Leave every picture out and write out the records below exactly.

[Opening RECORDS PROVIDED section]

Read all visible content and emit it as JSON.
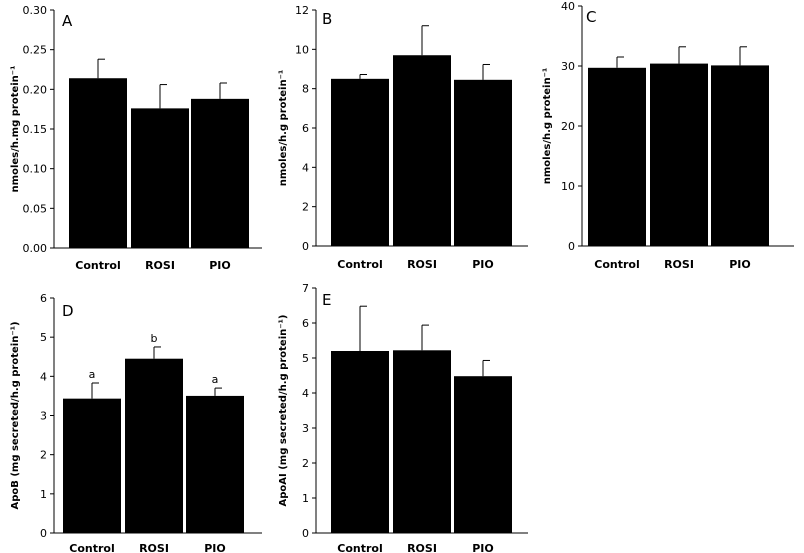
{
  "chart_data": [
    {
      "panel": "A",
      "type": "bar",
      "categories": [
        "Control",
        "ROSI",
        "PIO"
      ],
      "values": [
        0.214,
        0.176,
        0.188
      ],
      "errors": [
        0.024,
        0.03,
        0.02
      ],
      "ylabel": "nmoles/h.mg protein⁻¹",
      "ylim": [
        0,
        0.3
      ],
      "yticks": [
        "0.00",
        "0.05",
        "0.10",
        "0.15",
        "0.20",
        "0.25",
        "0.30"
      ],
      "bar_color": "#000000"
    },
    {
      "panel": "B",
      "type": "bar",
      "categories": [
        "Control",
        "ROSI",
        "PIO"
      ],
      "values": [
        8.5,
        9.7,
        8.45
      ],
      "errors": [
        0.22,
        1.5,
        0.78
      ],
      "ylabel": "nmoles/h.g protein⁻¹",
      "ylim": [
        0,
        12
      ],
      "yticks": [
        "0",
        "2",
        "4",
        "6",
        "8",
        "10",
        "12"
      ],
      "bar_color": "#000000"
    },
    {
      "panel": "C",
      "type": "bar",
      "categories": [
        "Control",
        "ROSI",
        "PIO"
      ],
      "values": [
        29.7,
        30.4,
        30.1
      ],
      "errors": [
        1.8,
        2.8,
        3.1
      ],
      "ylabel": "nmoles/h.g protein⁻¹",
      "ylim": [
        0,
        40
      ],
      "yticks": [
        "0",
        "10",
        "20",
        "30",
        "40"
      ],
      "bar_color": "#000000"
    },
    {
      "panel": "D",
      "type": "bar",
      "categories": [
        "Control",
        "ROSI",
        "PIO"
      ],
      "values": [
        3.43,
        4.45,
        3.5
      ],
      "errors": [
        0.4,
        0.3,
        0.2
      ],
      "significance": [
        "a",
        "b",
        "a"
      ],
      "ylabel": "ApoB (mg secreted/h.g protein⁻¹)",
      "ylim": [
        0,
        6
      ],
      "yticks": [
        "0",
        "1",
        "2",
        "3",
        "4",
        "5",
        "6"
      ],
      "bar_color": "#000000"
    },
    {
      "panel": "E",
      "type": "bar",
      "categories": [
        "Control",
        "ROSI",
        "PIO"
      ],
      "values": [
        5.2,
        5.22,
        4.48
      ],
      "errors": [
        1.28,
        0.72,
        0.45
      ],
      "ylabel": "ApoAI (mg secreted/h.g protein⁻¹)",
      "ylim": [
        0,
        7
      ],
      "yticks": [
        "0",
        "1",
        "2",
        "3",
        "4",
        "5",
        "6",
        "7"
      ],
      "bar_color": "#000000"
    }
  ]
}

[Closing RECORDS PROVIDED section]

**ANSWER**
Read all visible content and emit it as JSON.
{
  "chart_data": [
    {
      "panel": "A",
      "type": "bar",
      "categories": [
        "Control",
        "ROSI",
        "PIO"
      ],
      "values": [
        0.214,
        0.176,
        0.188
      ],
      "errors": [
        0.024,
        0.03,
        0.02
      ],
      "ylabel": "nmoles/h.mg protein⁻¹",
      "ylim": [
        0,
        0.3
      ],
      "yticks": [
        "0.00",
        "0.05",
        "0.10",
        "0.15",
        "0.20",
        "0.25",
        "0.30"
      ],
      "bar_color": "#000000"
    },
    {
      "panel": "B",
      "type": "bar",
      "categories": [
        "Control",
        "ROSI",
        "PIO"
      ],
      "values": [
        8.5,
        9.7,
        8.45
      ],
      "errors": [
        0.22,
        1.5,
        0.78
      ],
      "ylabel": "nmoles/h.g protein⁻¹",
      "ylim": [
        0,
        12
      ],
      "yticks": [
        "0",
        "2",
        "4",
        "6",
        "8",
        "10",
        "12"
      ],
      "bar_color": "#000000"
    },
    {
      "panel": "C",
      "type": "bar",
      "categories": [
        "Control",
        "ROSI",
        "PIO"
      ],
      "values": [
        29.7,
        30.4,
        30.1
      ],
      "errors": [
        1.8,
        2.8,
        3.1
      ],
      "ylabel": "nmoles/h.g protein⁻¹",
      "ylim": [
        0,
        40
      ],
      "yticks": [
        "0",
        "10",
        "20",
        "30",
        "40"
      ],
      "bar_color": "#000000"
    },
    {
      "panel": "D",
      "type": "bar",
      "categories": [
        "Control",
        "ROSI",
        "PIO"
      ],
      "values": [
        3.43,
        4.45,
        3.5
      ],
      "errors": [
        0.4,
        0.3,
        0.2
      ],
      "significance": [
        "a",
        "b",
        "a"
      ],
      "ylabel": "ApoB (mg secreted/h.g protein⁻¹)",
      "ylim": [
        0,
        6
      ],
      "yticks": [
        "0",
        "1",
        "2",
        "3",
        "4",
        "5",
        "6"
      ],
      "bar_color": "#000000"
    },
    {
      "panel": "E",
      "type": "bar",
      "categories": [
        "Control",
        "ROSI",
        "PIO"
      ],
      "values": [
        5.2,
        5.22,
        4.48
      ],
      "errors": [
        1.28,
        0.72,
        0.45
      ],
      "ylabel": "ApoAI (mg secreted/h.g protein⁻¹)",
      "ylim": [
        0,
        7
      ],
      "yticks": [
        "0",
        "1",
        "2",
        "3",
        "4",
        "5",
        "6",
        "7"
      ],
      "bar_color": "#000000"
    }
  ]
}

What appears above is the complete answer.